■ Instruction ■
Scan the entries below for the word "Course". Copy each line that has it.

[Data excerpts]

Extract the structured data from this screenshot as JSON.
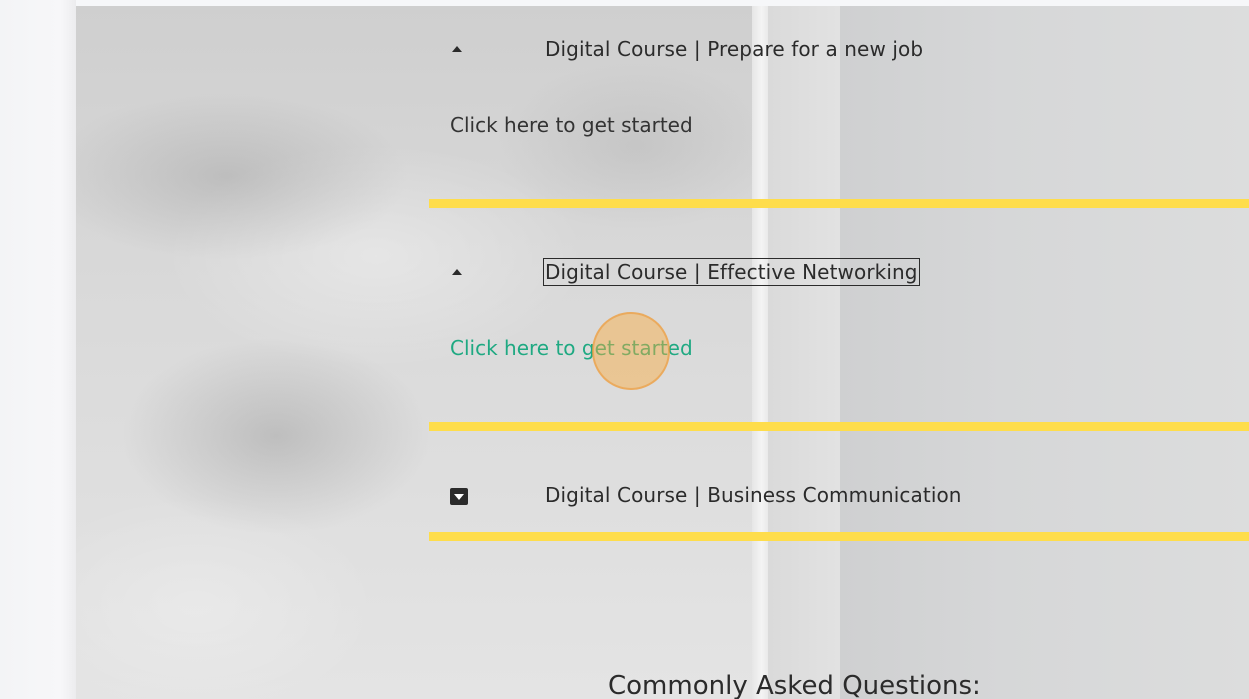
{
  "accordion": {
    "items": [
      {
        "title": "Digital Course | Prepare for a new job",
        "expanded": true,
        "link_label": "Click here to get started",
        "toggle_icon": "caret-up-icon"
      },
      {
        "title": "Digital Course | Effective Networking",
        "expanded": true,
        "link_label": "Click here to get started",
        "toggle_icon": "caret-up-icon",
        "focused": true,
        "link_hovered": true
      },
      {
        "title": "Digital Course | Business Communication",
        "expanded": false,
        "toggle_icon": "expand-box-icon"
      }
    ]
  },
  "faq": {
    "heading": "Commonly Asked Questions:"
  },
  "colors": {
    "divider": "#fedd4b",
    "link_hover": "#1fa982",
    "text": "#2b2b2b",
    "click_marker": "#faaa3c"
  }
}
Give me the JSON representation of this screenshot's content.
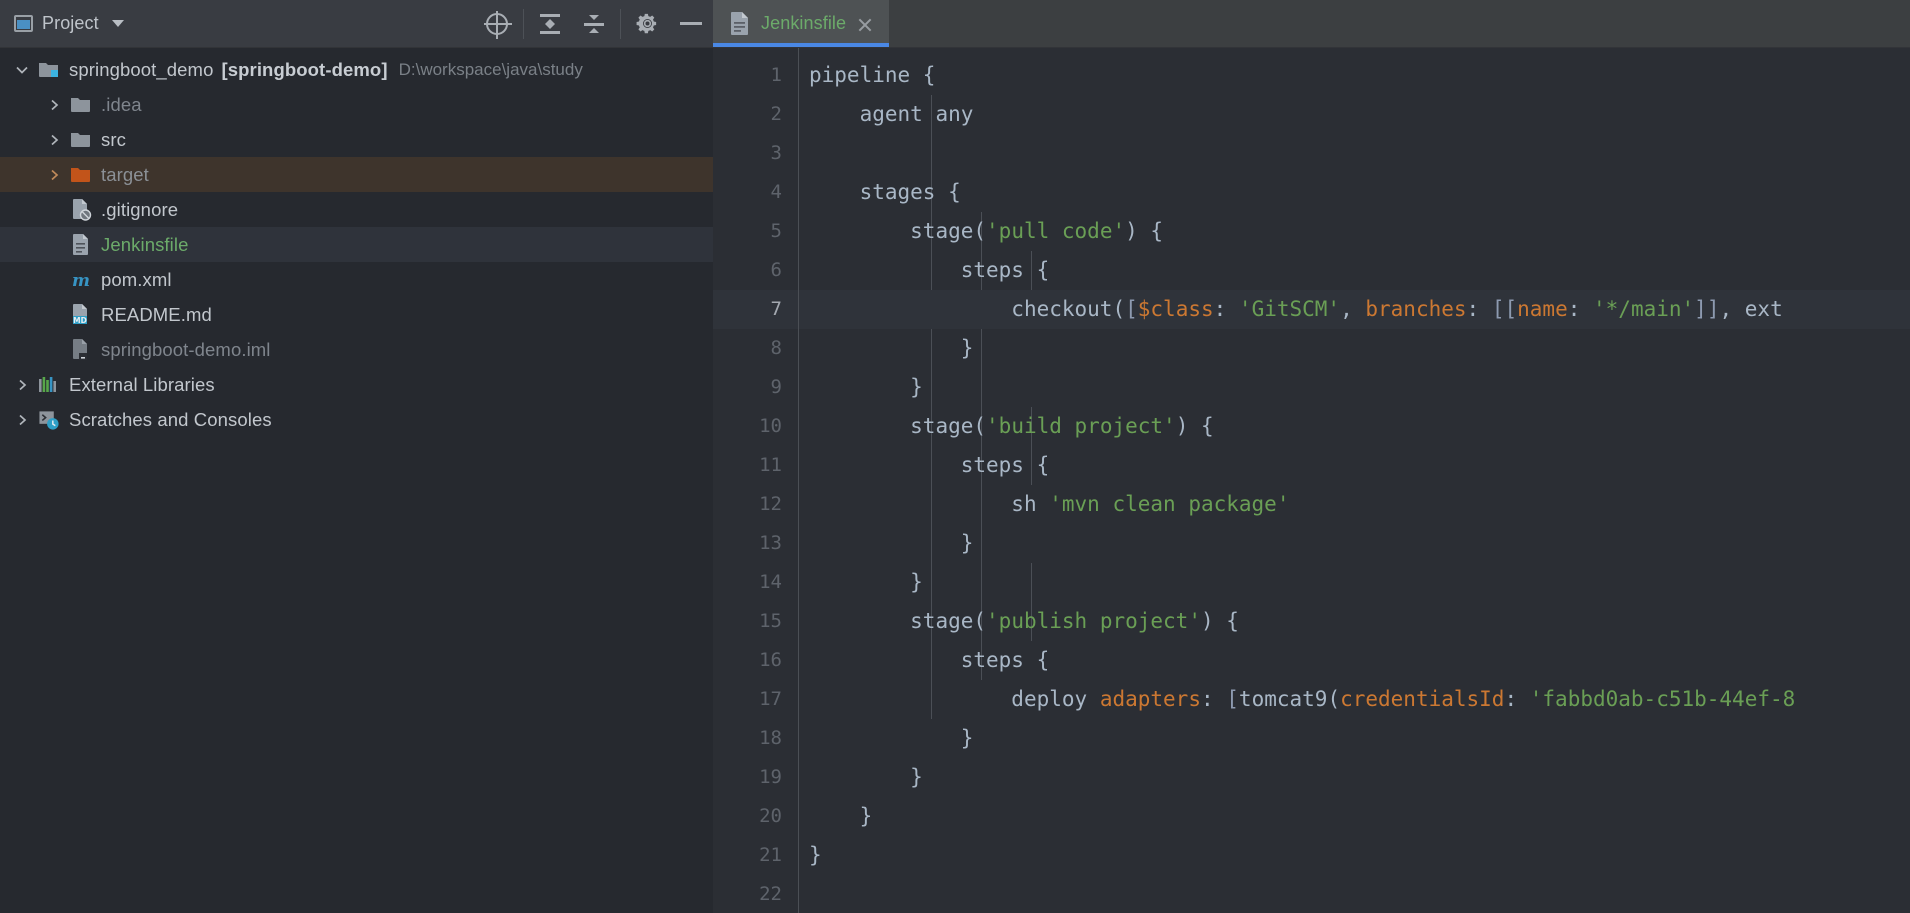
{
  "toolwindow": {
    "title": "Project",
    "dropdown_icon": "chevron-down-icon",
    "actions": [
      {
        "name": "select-opened-file",
        "icon": "locate-crosshair-icon"
      },
      {
        "name": "expand-all",
        "icon": "expand-all-icon"
      },
      {
        "name": "collapse-all",
        "icon": "collapse-all-icon"
      },
      {
        "name": "settings",
        "icon": "gear-icon"
      },
      {
        "name": "hide",
        "icon": "minus-icon"
      }
    ]
  },
  "tabs": [
    {
      "label": "Jenkinsfile",
      "icon": "file-icon",
      "active": true,
      "close_icon": "close-icon"
    }
  ],
  "tree": [
    {
      "id": "root",
      "label": "springboot_demo",
      "bold_label": "[springboot-demo]",
      "path": "D:\\workspace\\java\\study",
      "icon": "module-folder-icon",
      "twisty": "down",
      "depth": 0
    },
    {
      "id": "idea",
      "label": ".idea",
      "icon": "folder-icon",
      "twisty": "right",
      "depth": 1,
      "style": "dim"
    },
    {
      "id": "src",
      "label": "src",
      "icon": "folder-icon",
      "twisty": "right",
      "depth": 1
    },
    {
      "id": "target",
      "label": "target",
      "icon": "folder-orange-icon",
      "twisty": "right",
      "depth": 1,
      "style": "muted",
      "row": "sel-target"
    },
    {
      "id": "gitignore",
      "label": ".gitignore",
      "icon": "gitignore-file-icon",
      "twisty": "none",
      "depth": 1
    },
    {
      "id": "jenkinsfile",
      "label": "Jenkinsfile",
      "icon": "text-file-icon",
      "twisty": "none",
      "depth": 1,
      "style": "green",
      "row": "sel-file"
    },
    {
      "id": "pom",
      "label": "pom.xml",
      "icon": "maven-icon",
      "twisty": "none",
      "depth": 1
    },
    {
      "id": "readme",
      "label": "README.md",
      "icon": "markdown-file-icon",
      "twisty": "none",
      "depth": 1
    },
    {
      "id": "iml",
      "label": "springboot-demo.iml",
      "icon": "iml-file-icon",
      "twisty": "none",
      "depth": 1,
      "style": "dim"
    },
    {
      "id": "extlibs",
      "label": "External Libraries",
      "icon": "libraries-icon",
      "twisty": "right",
      "depth": 0
    },
    {
      "id": "scratches",
      "label": "Scratches and Consoles",
      "icon": "scratches-icon",
      "twisty": "right",
      "depth": 0
    }
  ],
  "editor": {
    "line_numbers": [
      1,
      2,
      3,
      4,
      5,
      6,
      7,
      8,
      9,
      10,
      11,
      12,
      13,
      14,
      15,
      16,
      17,
      18,
      19,
      20,
      21,
      22
    ],
    "current_line": 7,
    "lines": [
      "pipeline {",
      "    agent any",
      "",
      "    stages {",
      "        stage('pull code') {",
      "            steps {",
      "                checkout([$class: 'GitSCM', branches: [[name: '*/main']], ext",
      "            }",
      "        }",
      "        stage('build project') {",
      "            steps {",
      "                sh 'mvn clean package'",
      "            }",
      "        }",
      "        stage('publish project') {",
      "            steps {",
      "                deploy adapters: [tomcat9(credentialsId: 'fabbd0ab-c51b-44ef-8",
      "            }",
      "        }",
      "    }",
      "}",
      ""
    ]
  },
  "colors": {
    "accent_blue": "#4a88e5",
    "tab_text_green": "#6cab6a",
    "string_green": "#6a9f55",
    "attr_orange": "#cc7832",
    "text_default": "#a9b7c6",
    "selection_brown": "#3e342c",
    "editor_bg": "#2b2e34",
    "panel_bg": "#26292f"
  }
}
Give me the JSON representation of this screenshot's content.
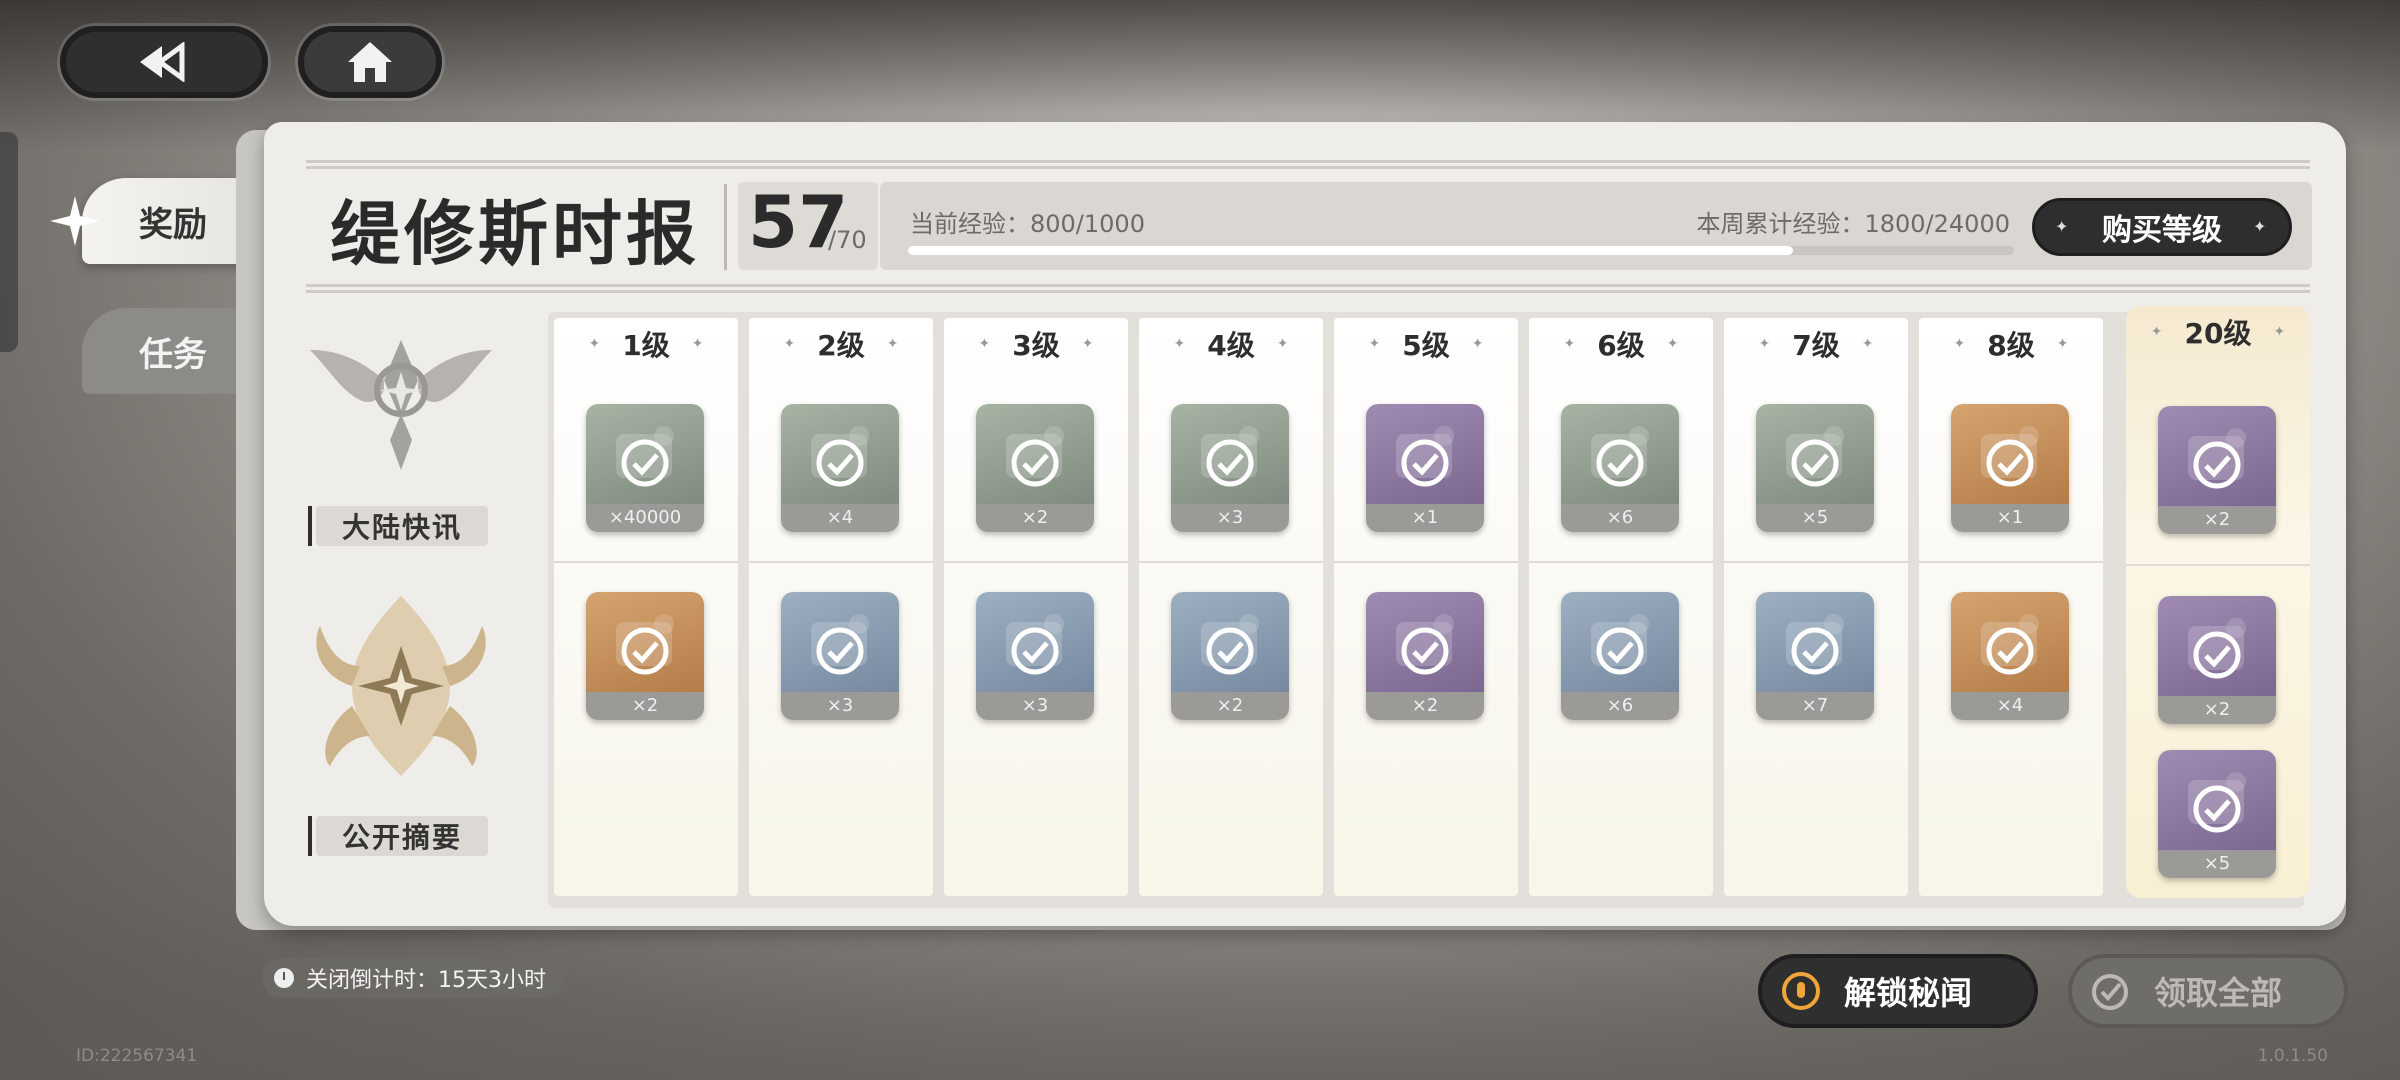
{
  "nav": {
    "back_icon": "back-icon",
    "home_icon": "home-icon"
  },
  "tabs": [
    {
      "label": "奖励",
      "active": true
    },
    {
      "label": "任务",
      "active": false
    }
  ],
  "header": {
    "title": "缇修斯时报",
    "level": "57",
    "level_max": "/70",
    "current_exp_label": "当前经验：800/1000",
    "weekly_exp_label": "本周累计经验：1800/24000",
    "exp_progress": 0.8,
    "buy_level_label": "购买等级"
  },
  "tracks": [
    {
      "label": "大陆快讯"
    },
    {
      "label": "公开摘要"
    }
  ],
  "levels": [
    {
      "label": "1级",
      "free": {
        "count": "×40000",
        "color": "green"
      },
      "premium": [
        {
          "count": "×2",
          "color": "orange"
        }
      ]
    },
    {
      "label": "2级",
      "free": {
        "count": "×4",
        "color": "green"
      },
      "premium": [
        {
          "count": "×3",
          "color": "blue"
        }
      ]
    },
    {
      "label": "3级",
      "free": {
        "count": "×2",
        "color": "green"
      },
      "premium": [
        {
          "count": "×3",
          "color": "blue"
        }
      ]
    },
    {
      "label": "4级",
      "free": {
        "count": "×3",
        "color": "green"
      },
      "premium": [
        {
          "count": "×2",
          "color": "blue"
        }
      ]
    },
    {
      "label": "5级",
      "free": {
        "count": "×1",
        "color": "purple"
      },
      "premium": [
        {
          "count": "×2",
          "color": "purple"
        }
      ]
    },
    {
      "label": "6级",
      "free": {
        "count": "×6",
        "color": "green"
      },
      "premium": [
        {
          "count": "×6",
          "color": "blue"
        }
      ]
    },
    {
      "label": "7级",
      "free": {
        "count": "×5",
        "color": "green"
      },
      "premium": [
        {
          "count": "×7",
          "color": "blue"
        }
      ]
    },
    {
      "label": "8级",
      "free": {
        "count": "×1",
        "color": "orange"
      },
      "premium": [
        {
          "count": "×4",
          "color": "orange"
        }
      ]
    },
    {
      "label": "20级",
      "free": {
        "count": "×2",
        "color": "purple"
      },
      "premium": [
        {
          "count": "×2",
          "color": "purple"
        },
        {
          "count": "×5",
          "color": "purple"
        }
      ]
    }
  ],
  "footer": {
    "countdown": "关闭倒计时：15天3小时",
    "unlock_label": "解锁秘闻",
    "claim_all_label": "领取全部",
    "id_text": "ID:222567341",
    "version": "1.0.1.50"
  }
}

■ Result of the exercise ■
        "title": "Digital Course | Prepare for a new job",
        "title": "Digital Course | Effective Networking",
        "title": "Digital Course | Business Communication",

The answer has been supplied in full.